Aim of the task
In the records below, convert the lines beginning with the line containing "bottom-data-point bbox=[380, 488, 392, 500]" and continuing through the line containing "top-data-point-center bbox=[755, 60, 759, 64]" into a JSON list of strings, one string per line with blank lines omitted. Include only those lines.

Data drawn from a collection:
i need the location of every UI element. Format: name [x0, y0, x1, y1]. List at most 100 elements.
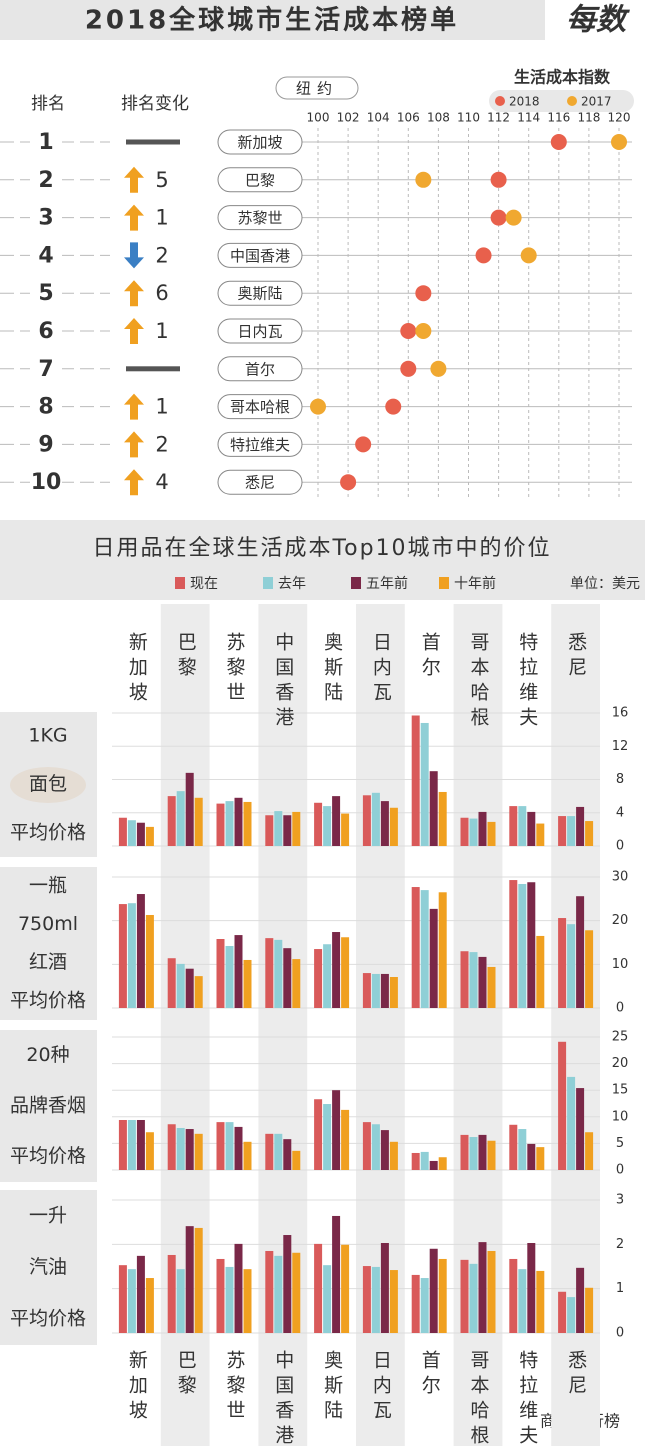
y-tick-label: 2	[616, 1237, 624, 1252]
bar	[314, 1099, 323, 1170]
bar	[185, 1129, 194, 1170]
city-label: 首尔	[419, 1350, 441, 1400]
y-tick-label: 15	[612, 1083, 629, 1098]
reference-pill	[275, 76, 359, 100]
bar	[389, 976, 398, 1008]
bar	[487, 966, 496, 1008]
legend-swatch	[263, 577, 273, 589]
rank-change-label: 2	[155, 432, 168, 456]
city-label: 哥本哈根	[468, 1350, 490, 1450]
city-label: 特拉维夫	[516, 1350, 538, 1450]
bar	[216, 1258, 225, 1333]
unit-label: 单位：美元	[570, 576, 640, 592]
dot	[340, 474, 357, 491]
panel-label-bg	[0, 1190, 97, 1345]
panel-label: 一升	[29, 1204, 67, 1226]
bar	[314, 949, 323, 1008]
bar	[411, 715, 420, 846]
panel-label: 红酒	[29, 951, 67, 973]
bar	[478, 956, 487, 1008]
no-change	[126, 139, 180, 145]
bar	[136, 1255, 145, 1333]
rank-bg	[30, 242, 62, 269]
rank: 8	[38, 395, 53, 420]
bar	[478, 1242, 487, 1333]
rank-change-label: 1	[155, 319, 168, 343]
bar	[518, 806, 527, 846]
y-tick-label: 25	[612, 1030, 629, 1045]
bar	[380, 1243, 389, 1333]
legend-label: 去年	[278, 576, 306, 592]
panel-label: 20种	[26, 1044, 69, 1066]
dot	[520, 247, 537, 264]
bar	[323, 944, 332, 1008]
panel-label: 面包	[29, 773, 67, 795]
bar	[283, 1139, 292, 1170]
title: 2018全球城市生活成本榜单	[85, 5, 459, 36]
dot	[475, 247, 492, 264]
bar	[558, 1041, 567, 1170]
bar	[243, 1141, 252, 1170]
city-label: 中国香港	[272, 1350, 294, 1450]
bar	[194, 1133, 203, 1170]
panel-label: 750ml	[18, 913, 78, 935]
city-pill	[217, 431, 303, 457]
city-pill	[217, 469, 303, 495]
y-tick-label: 12	[612, 739, 629, 754]
bar	[509, 880, 518, 1008]
city-label: 巴黎	[175, 632, 197, 682]
x-tick-label: 116	[547, 111, 570, 125]
bar	[127, 903, 136, 1008]
bar	[487, 821, 496, 846]
rank: 6	[38, 319, 53, 344]
dot	[430, 360, 447, 377]
rank-bg	[30, 393, 62, 420]
bar	[585, 1132, 594, 1170]
bar	[127, 1119, 136, 1170]
bar	[234, 797, 243, 846]
bar	[323, 1265, 332, 1333]
dot	[550, 134, 567, 150]
dot	[415, 171, 432, 188]
x-tick-label: 112	[487, 111, 510, 125]
rank-arrow	[124, 166, 144, 193]
bar	[536, 935, 545, 1008]
bar	[389, 807, 398, 846]
x-tick-label: 106	[397, 111, 420, 125]
dot	[490, 171, 507, 188]
bar	[371, 1266, 380, 1333]
bar	[167, 796, 176, 846]
section-band	[0, 520, 645, 600]
dot	[400, 323, 417, 339]
legend-label: 2018	[509, 95, 540, 109]
city-label: 新加坡	[237, 134, 282, 152]
bar	[332, 796, 341, 846]
city-label: 新加坡	[126, 1350, 148, 1425]
y-tick-label: 20	[612, 913, 629, 928]
bar	[509, 1258, 518, 1333]
panel-label: 1KG	[28, 725, 67, 747]
bar	[118, 817, 127, 846]
bar	[576, 1088, 585, 1170]
bar	[585, 1287, 594, 1333]
bar	[380, 801, 389, 846]
rank: 10	[31, 470, 62, 495]
bar	[576, 1267, 585, 1333]
y-tick-label: 0	[616, 1163, 624, 1178]
bar	[243, 959, 252, 1008]
bar	[225, 945, 234, 1008]
bar	[332, 1090, 341, 1170]
bar	[371, 1124, 380, 1170]
bar	[536, 1147, 545, 1170]
dot	[490, 209, 507, 226]
bar	[314, 802, 323, 846]
y-tick-label: 0	[616, 839, 624, 854]
bar	[469, 1137, 478, 1170]
bar	[292, 959, 301, 1008]
rank-change-label: 2	[155, 243, 168, 267]
bar	[274, 1255, 283, 1333]
bar	[527, 882, 536, 1008]
y-tick-label: 10	[612, 1109, 629, 1124]
city-label: 哥本哈根	[230, 398, 290, 416]
bar	[438, 791, 447, 846]
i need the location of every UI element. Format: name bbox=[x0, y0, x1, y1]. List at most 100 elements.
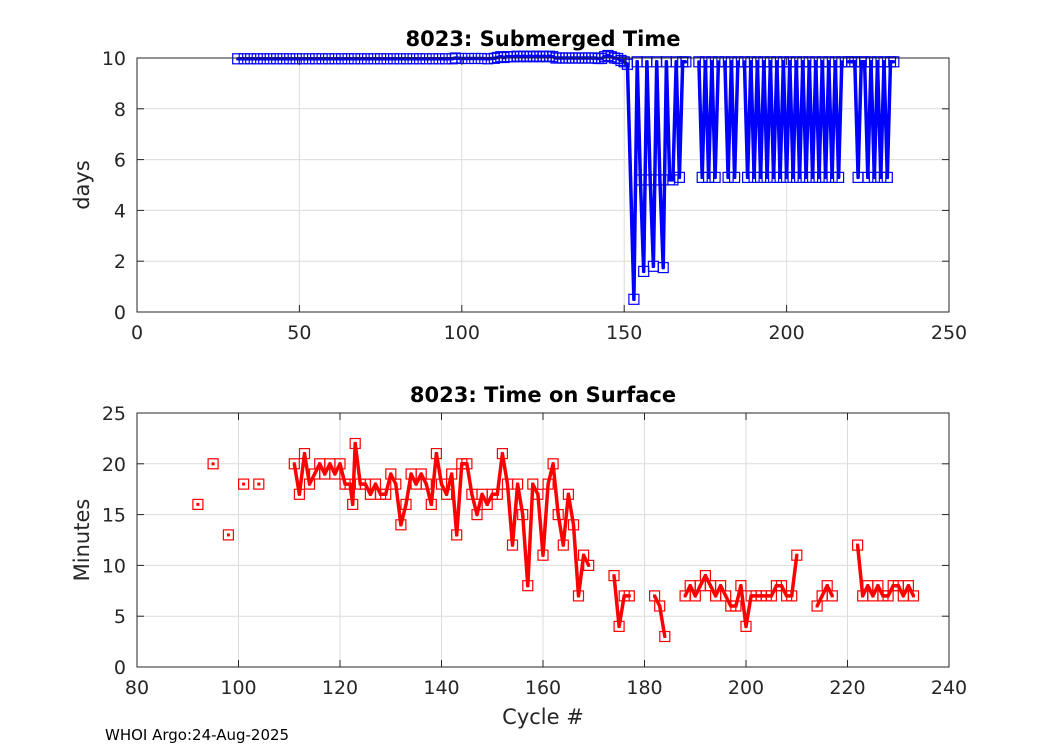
bottom-data-point bbox=[380, 488, 392, 500]
top-data-point-center bbox=[327, 57, 331, 61]
bottom-x-tick-label: 200 bbox=[728, 677, 764, 699]
top-y-axis-label: days bbox=[70, 160, 94, 210]
bottom-data-point-center bbox=[617, 624, 621, 628]
top-data-point-center bbox=[671, 178, 675, 182]
top-data-point-center bbox=[609, 55, 613, 59]
bottom-data-point-center bbox=[541, 553, 545, 557]
bottom-data-point-center bbox=[653, 594, 657, 598]
bottom-y-tick-label: 15 bbox=[102, 505, 126, 527]
top-data-point-center bbox=[755, 60, 759, 64]
bottom-data-point-center bbox=[866, 584, 870, 588]
bottom-data-point-center bbox=[303, 452, 306, 456]
top-data-point-center bbox=[866, 175, 870, 179]
top-data-point-center bbox=[811, 175, 815, 179]
bottom-data-point bbox=[222, 529, 234, 541]
top-data-point-center bbox=[450, 57, 454, 61]
top-data-point-center bbox=[398, 57, 402, 61]
bottom-data-point bbox=[826, 590, 838, 602]
bottom-data-point bbox=[730, 600, 742, 612]
bottom-data-point-center bbox=[475, 513, 479, 517]
bottom-data-point-center bbox=[399, 523, 403, 527]
top-data-point-center bbox=[551, 55, 555, 59]
top-data-point-center bbox=[807, 60, 811, 64]
bottom-data-point-center bbox=[830, 594, 834, 598]
top-data-point-center bbox=[366, 57, 370, 61]
bottom-x-tick-label: 240 bbox=[931, 677, 967, 699]
bottom-data-point-center bbox=[351, 502, 355, 506]
top-data-point-center bbox=[869, 60, 873, 64]
top-y-tick-label: 0 bbox=[114, 302, 126, 324]
bottom-y-tick-label: 10 bbox=[102, 555, 126, 577]
top-x-tick-label: 250 bbox=[931, 322, 967, 344]
bottom-data-point-center bbox=[734, 604, 738, 608]
top-data-point-center bbox=[775, 60, 779, 64]
bottom-data-point-center bbox=[450, 472, 454, 476]
bottom-data-point-center bbox=[313, 472, 317, 476]
bottom-data-point-center bbox=[780, 584, 783, 588]
top-data-point-center bbox=[703, 60, 707, 64]
top-data-point-center bbox=[752, 175, 756, 179]
top-data-point-center bbox=[759, 175, 763, 179]
top-data-point-center bbox=[236, 57, 240, 61]
top-data-point-center bbox=[863, 60, 867, 64]
bottom-data-point-center bbox=[896, 584, 900, 588]
bottom-data-point-center bbox=[703, 574, 707, 578]
top-y-tick-label: 8 bbox=[114, 99, 126, 121]
top-y-tick-label: 6 bbox=[114, 150, 126, 172]
bottom-tick-labels: 80 100 120 140 160 180 200 220 240 0 5 10 15 20 25 bbox=[102, 403, 967, 699]
top-data-point-center bbox=[746, 175, 750, 179]
bottom-data-point-center bbox=[485, 502, 489, 506]
bottom-data-point bbox=[608, 569, 620, 582]
bottom-data-point bbox=[430, 448, 442, 460]
bottom-data-point bbox=[347, 498, 359, 510]
top-y-tick-label: 10 bbox=[102, 48, 126, 70]
bottom-data-point-center bbox=[739, 584, 743, 588]
top-data-point-center bbox=[814, 60, 818, 64]
bottom-data-point-center bbox=[815, 604, 819, 608]
bottom-data-point-center bbox=[709, 584, 712, 588]
top-chart-title: 8023: Submerged Time bbox=[405, 27, 680, 51]
bottom-data-point-center bbox=[861, 594, 865, 598]
bottom-data-point-center bbox=[506, 482, 509, 486]
bottom-y-axis-label: Minutes bbox=[70, 499, 94, 582]
top-data-point-center bbox=[785, 175, 789, 179]
bottom-data-point-center bbox=[323, 472, 327, 476]
bottom-data-point bbox=[420, 478, 432, 490]
bottom-data-point-center bbox=[698, 584, 702, 588]
bottom-data-point-center bbox=[714, 594, 718, 598]
top-data-point-center bbox=[798, 175, 802, 179]
top-data-point-center bbox=[768, 60, 772, 64]
bottom-data-point-center bbox=[825, 584, 829, 588]
top-data-point bbox=[709, 171, 721, 183]
top-x-tick-label: 100 bbox=[444, 322, 480, 344]
bottom-data-point-center bbox=[465, 462, 469, 466]
top-data-point-center bbox=[242, 57, 246, 61]
bottom-series-line bbox=[855, 544, 916, 598]
top-data-point-center bbox=[379, 57, 383, 61]
bottom-data-point-center bbox=[338, 462, 342, 466]
top-data-point-center bbox=[882, 60, 886, 64]
bottom-data-point bbox=[557, 539, 569, 551]
top-data-point-center bbox=[716, 60, 720, 64]
bottom-data-point bbox=[537, 549, 549, 561]
bottom-data-point-center bbox=[546, 482, 550, 486]
bottom-data-point-center bbox=[876, 584, 880, 588]
bottom-data-point-center bbox=[318, 462, 322, 466]
top-data-point-center bbox=[791, 175, 795, 179]
top-data-point-center bbox=[664, 60, 668, 64]
top-data-point-center bbox=[392, 57, 396, 61]
bottom-data-point-center bbox=[886, 594, 890, 598]
bottom-data-point bbox=[400, 498, 412, 510]
top-data-point-center bbox=[697, 60, 701, 64]
bottom-data-point-center bbox=[582, 553, 586, 557]
bottom-data-point-center bbox=[434, 452, 438, 456]
top-data-point-center bbox=[359, 57, 363, 61]
bottom-series-line bbox=[612, 575, 630, 629]
bottom-data-point bbox=[735, 580, 747, 592]
bottom-data-point bbox=[253, 478, 265, 490]
top-data-point-center bbox=[707, 175, 711, 179]
top-data-point bbox=[618, 56, 630, 68]
top-data-point-center bbox=[820, 60, 824, 64]
bottom-data-point bbox=[567, 519, 580, 531]
top-data-point-center bbox=[661, 266, 665, 270]
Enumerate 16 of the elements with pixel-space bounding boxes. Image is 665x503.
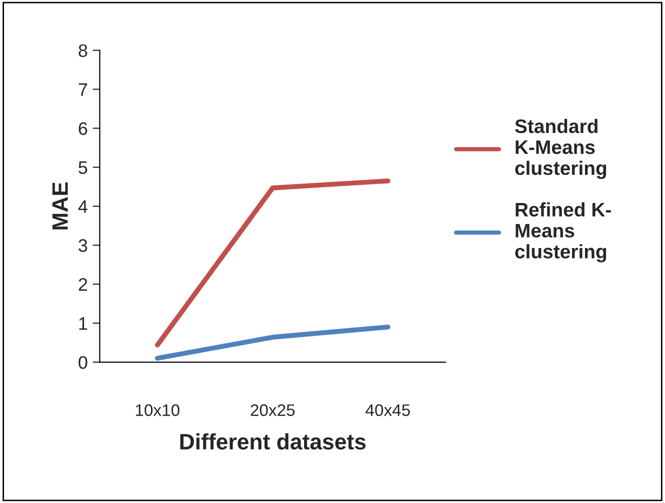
legend-label: Refined K- Means clustering	[515, 202, 611, 262]
legend-label: Standard K-Means clustering	[515, 118, 606, 179]
y-tick-label: 3	[78, 239, 88, 252]
y-tick-label: 4	[78, 200, 88, 213]
x-tick-label: 10x10	[136, 404, 180, 416]
y-tick-label: 5	[78, 161, 88, 174]
x-tick-label: 40x45	[366, 404, 410, 416]
y-axis-title: MAE	[52, 182, 68, 230]
y-tick-label: 2	[78, 278, 88, 291]
x-axis-title: Different datasets	[180, 433, 366, 450]
x-tick-label: 20x25	[250, 404, 295, 416]
y-tick-label: 7	[78, 83, 88, 96]
y-tick-label: 8	[78, 44, 88, 58]
y-tick-label: 1	[79, 317, 88, 330]
y-tick-label: 0	[78, 356, 88, 369]
y-tick-label: 6	[78, 122, 88, 135]
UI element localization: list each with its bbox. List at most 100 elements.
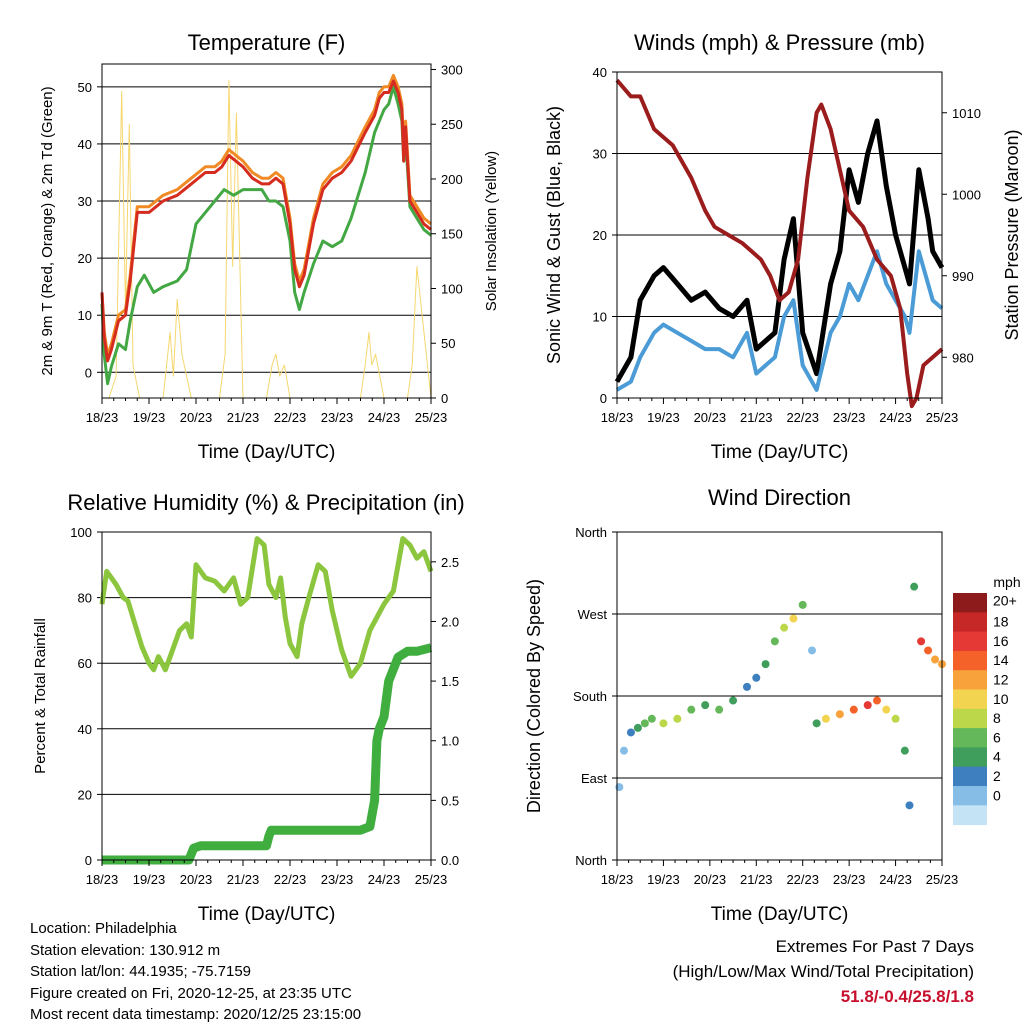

Result of this task
[
  "bottom-data-point bbox=[380, 488, 392, 500]",
  "top-data-point-center bbox=[327, 57, 331, 61]",
  "bottom-x-tick-label: 200 bbox=[728, 677, 764, 699]",
  "top-y-axis-label: days bbox=[70, 160, 94, 210]",
  "bottom-data-point-center bbox=[617, 624, 621, 628]",
  "top-data-point-center bbox=[671, 178, 675, 182]",
  "top-data-point-center bbox=[609, 55, 613, 59]",
  "bottom-data-point-center bbox=[541, 553, 545, 557]",
  "bottom-data-point-center bbox=[653, 594, 657, 598]",
  "bottom-y-tick-label: 15 bbox=[102, 505, 126, 527]",
  "top-data-point-center bbox=[755, 60, 759, 64]"
]